## Problem statement:
Wherever a line below holds the word "还能可以用手柄点x进行治疗", copy that line.

## Data to use:
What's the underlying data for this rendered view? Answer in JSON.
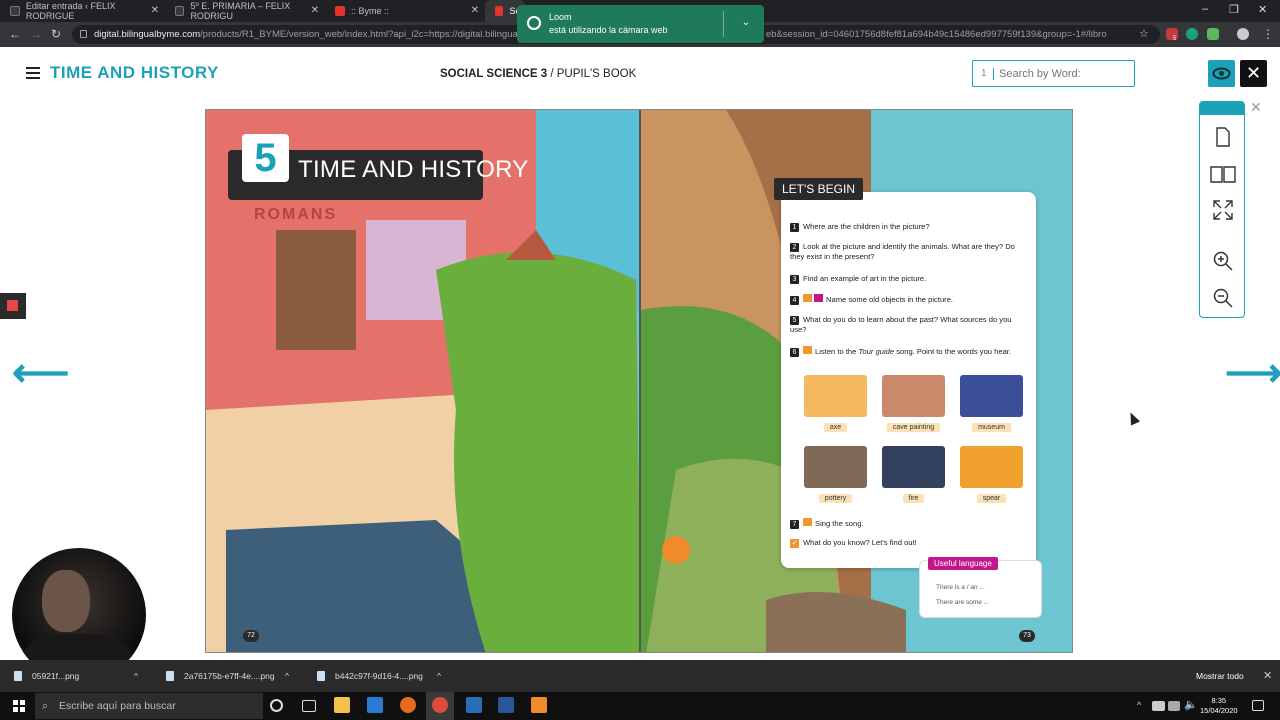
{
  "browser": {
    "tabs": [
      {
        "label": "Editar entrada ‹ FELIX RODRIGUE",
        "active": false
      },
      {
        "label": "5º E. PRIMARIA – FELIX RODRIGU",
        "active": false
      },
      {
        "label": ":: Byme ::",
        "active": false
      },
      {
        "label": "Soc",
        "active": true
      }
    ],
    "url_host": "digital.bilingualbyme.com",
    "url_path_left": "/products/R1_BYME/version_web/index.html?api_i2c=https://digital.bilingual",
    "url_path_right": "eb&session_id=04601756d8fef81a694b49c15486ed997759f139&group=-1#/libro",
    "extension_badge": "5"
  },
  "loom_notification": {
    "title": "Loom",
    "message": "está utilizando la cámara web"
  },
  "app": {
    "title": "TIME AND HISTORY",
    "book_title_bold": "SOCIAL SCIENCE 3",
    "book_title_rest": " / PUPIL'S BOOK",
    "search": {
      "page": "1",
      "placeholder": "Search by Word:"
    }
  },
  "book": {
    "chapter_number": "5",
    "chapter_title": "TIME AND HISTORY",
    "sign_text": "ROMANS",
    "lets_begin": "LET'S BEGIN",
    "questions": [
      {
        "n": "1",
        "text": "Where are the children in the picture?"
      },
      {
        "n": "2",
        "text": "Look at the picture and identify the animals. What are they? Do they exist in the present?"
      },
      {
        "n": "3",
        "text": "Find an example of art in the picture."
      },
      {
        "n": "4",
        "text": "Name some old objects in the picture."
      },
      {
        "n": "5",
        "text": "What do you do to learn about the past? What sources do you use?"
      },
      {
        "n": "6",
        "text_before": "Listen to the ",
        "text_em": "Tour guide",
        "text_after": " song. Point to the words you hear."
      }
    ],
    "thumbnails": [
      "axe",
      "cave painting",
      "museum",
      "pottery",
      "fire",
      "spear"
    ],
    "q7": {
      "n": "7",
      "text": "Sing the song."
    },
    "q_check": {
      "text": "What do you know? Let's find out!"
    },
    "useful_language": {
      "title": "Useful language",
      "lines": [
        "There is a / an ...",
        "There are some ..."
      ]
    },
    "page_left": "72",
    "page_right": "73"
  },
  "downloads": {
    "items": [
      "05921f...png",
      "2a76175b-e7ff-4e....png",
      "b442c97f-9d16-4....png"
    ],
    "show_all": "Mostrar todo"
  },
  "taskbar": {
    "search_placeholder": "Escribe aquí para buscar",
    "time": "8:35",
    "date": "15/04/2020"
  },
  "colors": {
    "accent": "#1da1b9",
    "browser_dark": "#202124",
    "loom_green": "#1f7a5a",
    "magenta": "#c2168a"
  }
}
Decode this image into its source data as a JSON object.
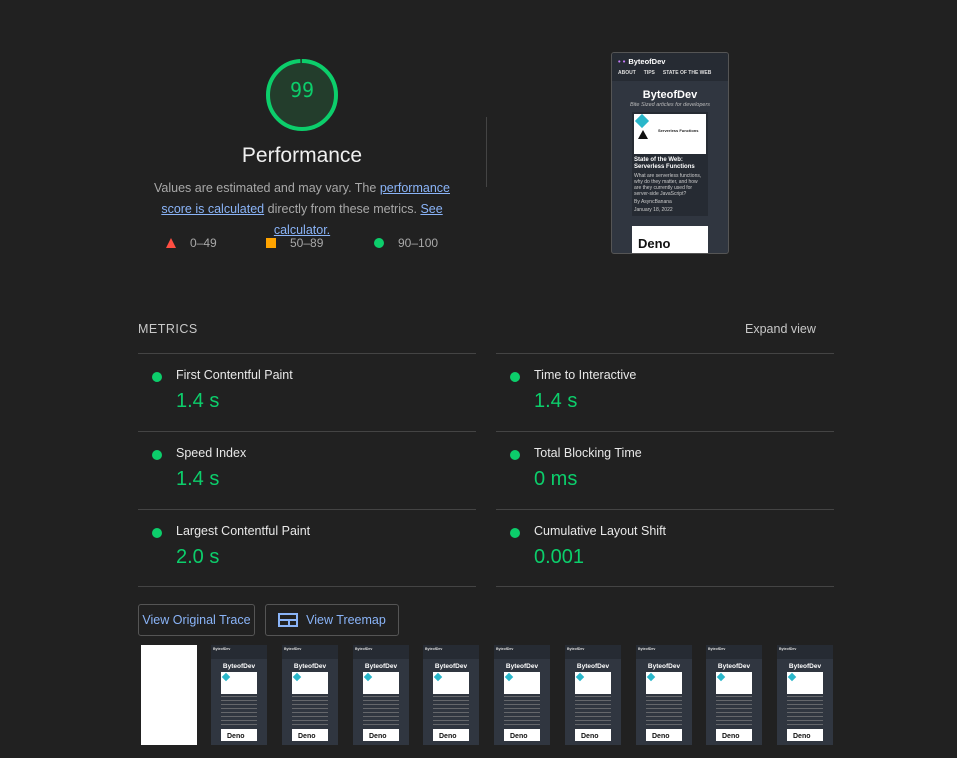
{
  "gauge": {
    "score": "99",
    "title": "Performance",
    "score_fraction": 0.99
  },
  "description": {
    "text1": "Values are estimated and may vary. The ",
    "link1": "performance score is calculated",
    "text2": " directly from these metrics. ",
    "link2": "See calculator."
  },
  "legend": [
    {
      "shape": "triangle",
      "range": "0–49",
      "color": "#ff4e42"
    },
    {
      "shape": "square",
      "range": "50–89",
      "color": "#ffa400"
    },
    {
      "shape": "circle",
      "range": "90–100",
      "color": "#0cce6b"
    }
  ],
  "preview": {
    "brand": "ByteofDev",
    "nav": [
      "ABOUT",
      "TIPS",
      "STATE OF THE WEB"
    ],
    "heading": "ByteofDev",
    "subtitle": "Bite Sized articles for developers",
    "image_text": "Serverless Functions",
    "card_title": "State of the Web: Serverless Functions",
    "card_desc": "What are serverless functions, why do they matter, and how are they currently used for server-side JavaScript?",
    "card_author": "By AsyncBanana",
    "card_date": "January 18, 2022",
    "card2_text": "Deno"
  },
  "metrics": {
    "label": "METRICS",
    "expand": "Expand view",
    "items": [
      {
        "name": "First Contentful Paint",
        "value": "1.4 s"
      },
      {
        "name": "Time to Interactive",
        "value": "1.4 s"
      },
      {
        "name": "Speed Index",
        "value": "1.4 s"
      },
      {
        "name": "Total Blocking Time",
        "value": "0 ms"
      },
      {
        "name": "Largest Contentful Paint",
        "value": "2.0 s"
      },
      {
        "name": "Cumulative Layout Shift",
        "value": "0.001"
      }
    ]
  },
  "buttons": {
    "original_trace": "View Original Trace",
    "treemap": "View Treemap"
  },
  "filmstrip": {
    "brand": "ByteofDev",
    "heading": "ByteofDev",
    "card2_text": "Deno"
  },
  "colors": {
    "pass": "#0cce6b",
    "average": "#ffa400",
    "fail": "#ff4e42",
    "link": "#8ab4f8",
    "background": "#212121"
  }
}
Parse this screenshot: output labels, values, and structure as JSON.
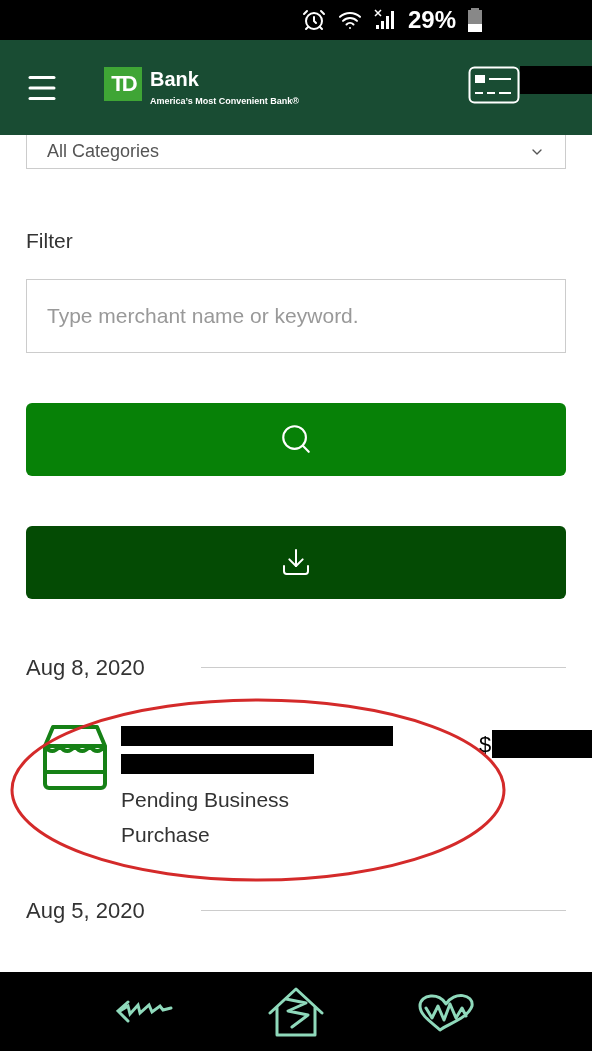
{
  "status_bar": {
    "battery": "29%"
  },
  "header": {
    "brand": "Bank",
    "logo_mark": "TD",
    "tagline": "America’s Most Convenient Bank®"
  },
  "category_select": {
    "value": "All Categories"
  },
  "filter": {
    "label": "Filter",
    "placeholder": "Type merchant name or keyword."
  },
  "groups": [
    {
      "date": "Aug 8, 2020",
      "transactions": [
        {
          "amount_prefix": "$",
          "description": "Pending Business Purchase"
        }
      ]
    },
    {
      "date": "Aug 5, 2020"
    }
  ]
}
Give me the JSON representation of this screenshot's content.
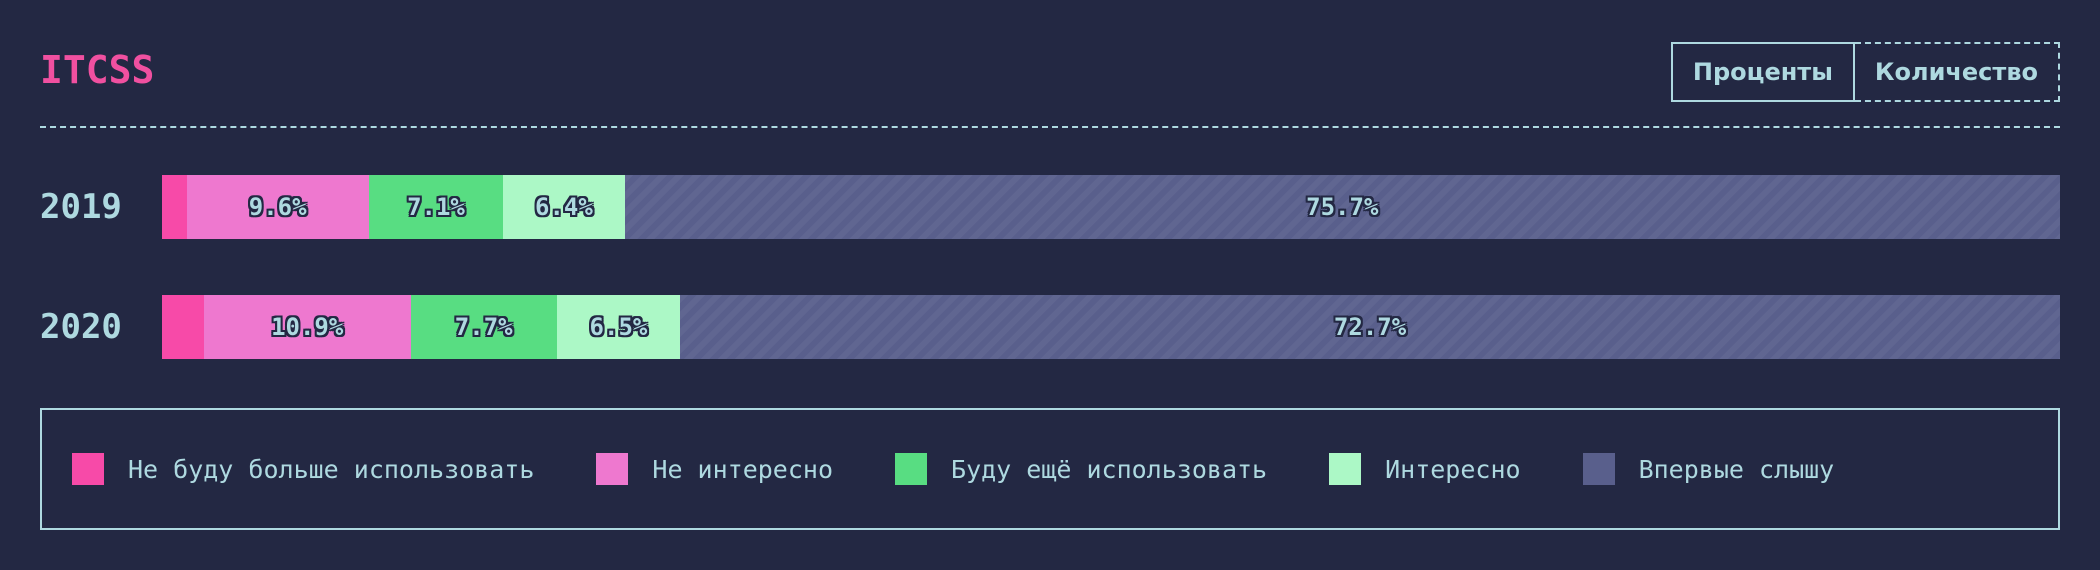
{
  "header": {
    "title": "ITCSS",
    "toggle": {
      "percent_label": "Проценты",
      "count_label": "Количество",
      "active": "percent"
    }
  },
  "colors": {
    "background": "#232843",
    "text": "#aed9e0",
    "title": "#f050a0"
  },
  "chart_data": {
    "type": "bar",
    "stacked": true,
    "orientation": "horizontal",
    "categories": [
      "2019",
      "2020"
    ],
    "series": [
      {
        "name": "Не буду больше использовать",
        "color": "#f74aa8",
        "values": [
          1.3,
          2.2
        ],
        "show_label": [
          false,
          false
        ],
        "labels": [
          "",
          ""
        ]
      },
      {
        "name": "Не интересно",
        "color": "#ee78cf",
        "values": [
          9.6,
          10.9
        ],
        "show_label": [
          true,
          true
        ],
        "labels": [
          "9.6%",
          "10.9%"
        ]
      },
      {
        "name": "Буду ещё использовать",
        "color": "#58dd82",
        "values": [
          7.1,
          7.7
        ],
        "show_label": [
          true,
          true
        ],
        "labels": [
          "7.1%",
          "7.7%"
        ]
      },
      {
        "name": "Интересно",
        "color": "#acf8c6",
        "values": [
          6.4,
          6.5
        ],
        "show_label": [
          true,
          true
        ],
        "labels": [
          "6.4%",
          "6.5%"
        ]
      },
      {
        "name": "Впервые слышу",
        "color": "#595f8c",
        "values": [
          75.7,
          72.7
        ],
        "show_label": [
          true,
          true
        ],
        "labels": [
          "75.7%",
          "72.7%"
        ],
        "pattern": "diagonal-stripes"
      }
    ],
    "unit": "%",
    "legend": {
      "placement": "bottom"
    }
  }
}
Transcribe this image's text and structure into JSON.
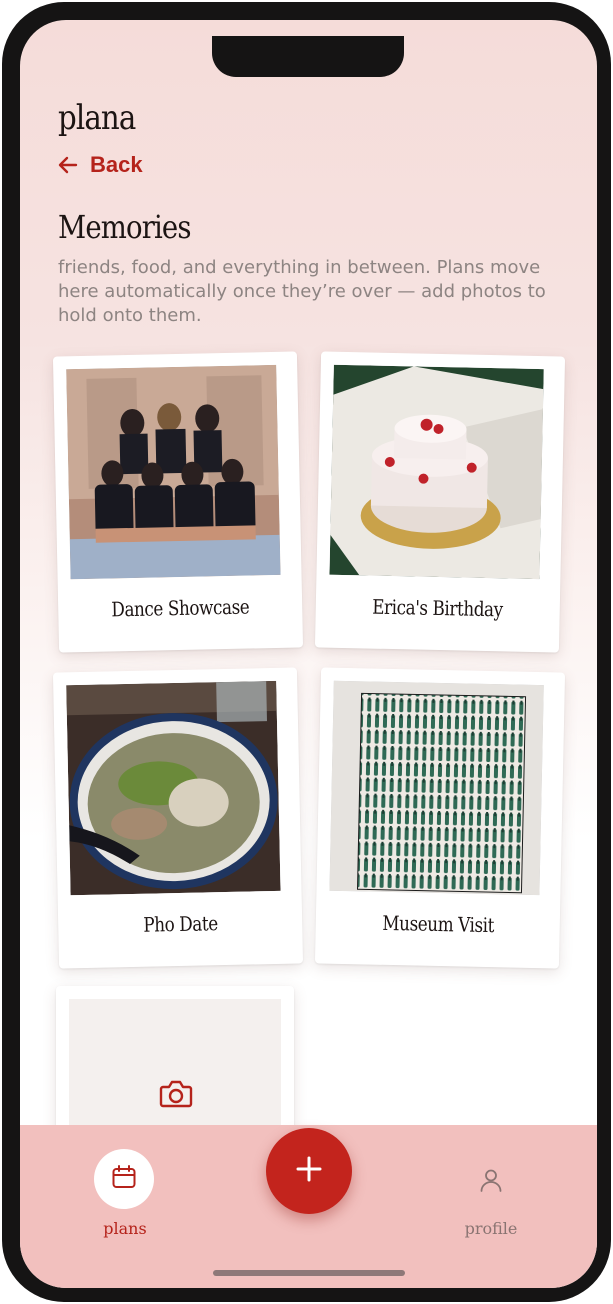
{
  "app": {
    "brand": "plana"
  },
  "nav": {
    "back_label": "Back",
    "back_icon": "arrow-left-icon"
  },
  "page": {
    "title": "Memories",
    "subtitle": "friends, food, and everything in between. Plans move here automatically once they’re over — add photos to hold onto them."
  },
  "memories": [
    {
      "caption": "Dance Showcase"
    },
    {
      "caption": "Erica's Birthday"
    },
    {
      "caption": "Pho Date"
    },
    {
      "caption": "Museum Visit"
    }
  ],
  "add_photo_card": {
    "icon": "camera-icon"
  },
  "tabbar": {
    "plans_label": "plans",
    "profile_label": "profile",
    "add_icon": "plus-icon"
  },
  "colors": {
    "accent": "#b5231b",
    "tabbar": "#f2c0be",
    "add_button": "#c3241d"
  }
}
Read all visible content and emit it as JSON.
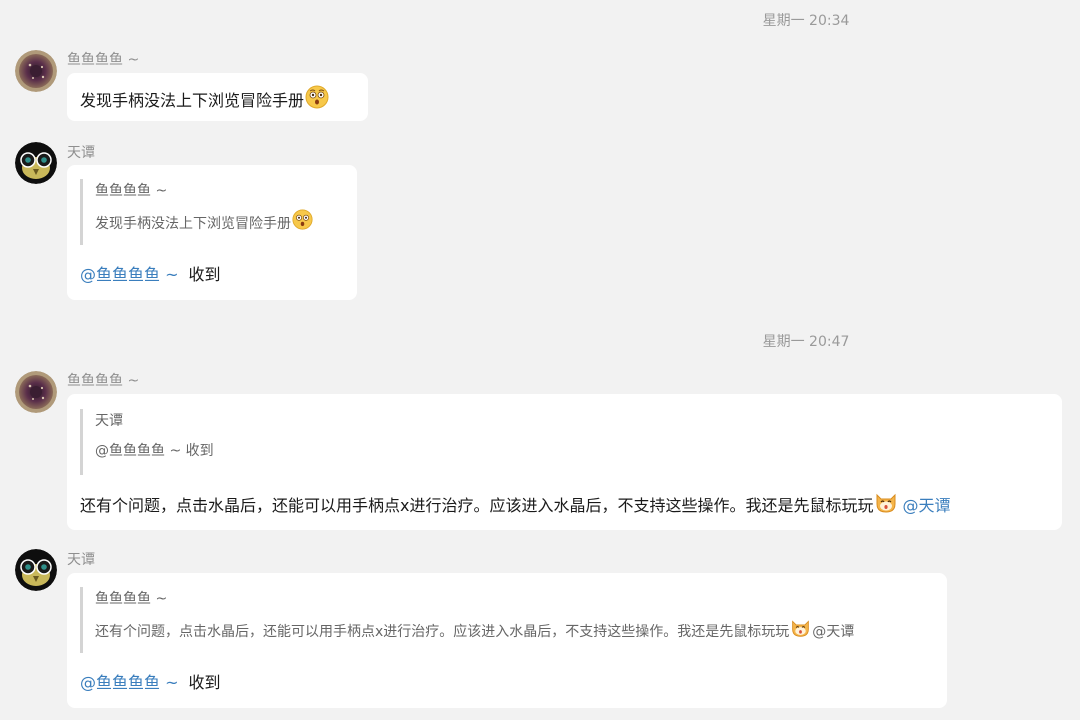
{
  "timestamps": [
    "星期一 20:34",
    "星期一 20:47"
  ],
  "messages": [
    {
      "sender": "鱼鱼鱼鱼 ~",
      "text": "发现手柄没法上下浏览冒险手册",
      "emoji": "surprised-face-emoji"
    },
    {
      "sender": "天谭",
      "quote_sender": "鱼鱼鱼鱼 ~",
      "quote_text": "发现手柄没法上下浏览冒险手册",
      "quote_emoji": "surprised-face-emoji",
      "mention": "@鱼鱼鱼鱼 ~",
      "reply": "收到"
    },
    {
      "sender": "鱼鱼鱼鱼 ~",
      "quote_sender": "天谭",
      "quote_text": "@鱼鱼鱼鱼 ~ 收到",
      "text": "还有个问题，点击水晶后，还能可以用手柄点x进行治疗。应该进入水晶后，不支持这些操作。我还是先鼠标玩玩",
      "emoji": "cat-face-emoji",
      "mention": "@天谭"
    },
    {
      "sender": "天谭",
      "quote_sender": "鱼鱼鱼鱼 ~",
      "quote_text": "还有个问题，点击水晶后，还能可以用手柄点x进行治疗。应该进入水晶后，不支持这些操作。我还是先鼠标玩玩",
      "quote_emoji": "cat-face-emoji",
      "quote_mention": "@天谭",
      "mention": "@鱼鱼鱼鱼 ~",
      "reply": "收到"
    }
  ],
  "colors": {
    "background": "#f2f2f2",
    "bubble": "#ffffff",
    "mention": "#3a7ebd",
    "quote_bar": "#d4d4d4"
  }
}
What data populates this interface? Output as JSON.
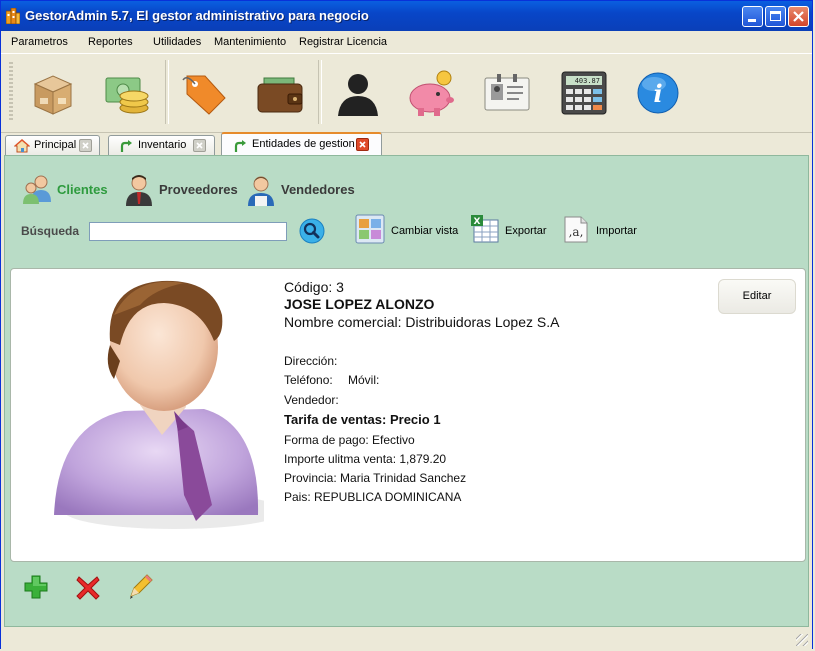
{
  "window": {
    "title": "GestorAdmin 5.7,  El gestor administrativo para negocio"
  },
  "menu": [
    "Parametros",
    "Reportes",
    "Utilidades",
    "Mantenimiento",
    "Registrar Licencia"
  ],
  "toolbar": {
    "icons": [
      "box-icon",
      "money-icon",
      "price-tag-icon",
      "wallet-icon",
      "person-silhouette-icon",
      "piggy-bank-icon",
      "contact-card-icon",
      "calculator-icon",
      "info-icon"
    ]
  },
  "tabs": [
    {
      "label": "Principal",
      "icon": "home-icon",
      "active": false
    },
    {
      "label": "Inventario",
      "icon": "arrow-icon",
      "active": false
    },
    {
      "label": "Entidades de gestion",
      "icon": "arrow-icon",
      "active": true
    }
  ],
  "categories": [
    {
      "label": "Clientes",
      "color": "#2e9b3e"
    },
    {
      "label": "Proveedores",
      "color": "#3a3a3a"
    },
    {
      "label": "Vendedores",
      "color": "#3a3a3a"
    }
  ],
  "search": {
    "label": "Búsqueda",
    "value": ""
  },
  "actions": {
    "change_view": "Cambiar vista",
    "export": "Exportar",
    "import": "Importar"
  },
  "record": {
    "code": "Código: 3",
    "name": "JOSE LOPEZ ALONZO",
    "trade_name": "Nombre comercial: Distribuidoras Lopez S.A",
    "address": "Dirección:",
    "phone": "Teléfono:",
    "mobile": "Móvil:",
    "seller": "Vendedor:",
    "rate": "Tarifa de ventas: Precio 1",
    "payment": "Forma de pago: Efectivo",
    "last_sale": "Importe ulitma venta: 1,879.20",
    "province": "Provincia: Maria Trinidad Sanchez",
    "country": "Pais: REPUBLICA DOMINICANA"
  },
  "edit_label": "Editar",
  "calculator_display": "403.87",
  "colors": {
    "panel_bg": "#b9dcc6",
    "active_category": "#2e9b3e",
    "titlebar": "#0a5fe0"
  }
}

## Written reply:
      "text": "还有个问题，点击水晶后，还能可以用手柄点x进行治疗。应该进入水晶后，不支持这些操作。我还是先鼠标玩玩",
      "quote_text": "还有个问题，点击水晶后，还能可以用手柄点x进行治疗。应该进入水晶后，不支持这些操作。我还是先鼠标玩玩",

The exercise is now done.